[Records from a collection of figures]
#####
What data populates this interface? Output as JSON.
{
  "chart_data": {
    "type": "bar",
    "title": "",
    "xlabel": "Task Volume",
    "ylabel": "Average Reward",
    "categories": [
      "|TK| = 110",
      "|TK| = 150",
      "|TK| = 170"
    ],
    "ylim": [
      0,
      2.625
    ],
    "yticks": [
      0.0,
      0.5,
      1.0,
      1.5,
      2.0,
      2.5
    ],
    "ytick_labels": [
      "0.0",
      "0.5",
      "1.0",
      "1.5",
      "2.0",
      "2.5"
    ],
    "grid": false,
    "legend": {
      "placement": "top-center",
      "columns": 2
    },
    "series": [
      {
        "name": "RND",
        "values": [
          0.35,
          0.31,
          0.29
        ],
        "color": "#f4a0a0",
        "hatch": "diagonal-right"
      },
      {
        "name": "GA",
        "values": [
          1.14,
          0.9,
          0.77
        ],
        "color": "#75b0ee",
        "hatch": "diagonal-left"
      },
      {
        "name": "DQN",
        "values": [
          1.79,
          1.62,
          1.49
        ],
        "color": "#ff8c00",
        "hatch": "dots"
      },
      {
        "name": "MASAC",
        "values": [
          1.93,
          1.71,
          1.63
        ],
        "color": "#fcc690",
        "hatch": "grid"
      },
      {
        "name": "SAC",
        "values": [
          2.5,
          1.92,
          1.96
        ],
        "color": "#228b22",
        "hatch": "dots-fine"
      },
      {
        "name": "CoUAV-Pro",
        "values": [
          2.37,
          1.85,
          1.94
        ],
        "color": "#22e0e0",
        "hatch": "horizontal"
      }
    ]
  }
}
#####
- DO THIS: Where a line above holds the string "diagonal", show that line.

- THE OUTPUT:
        "hatch": "diagonal-right"
        "hatch": "diagonal-left"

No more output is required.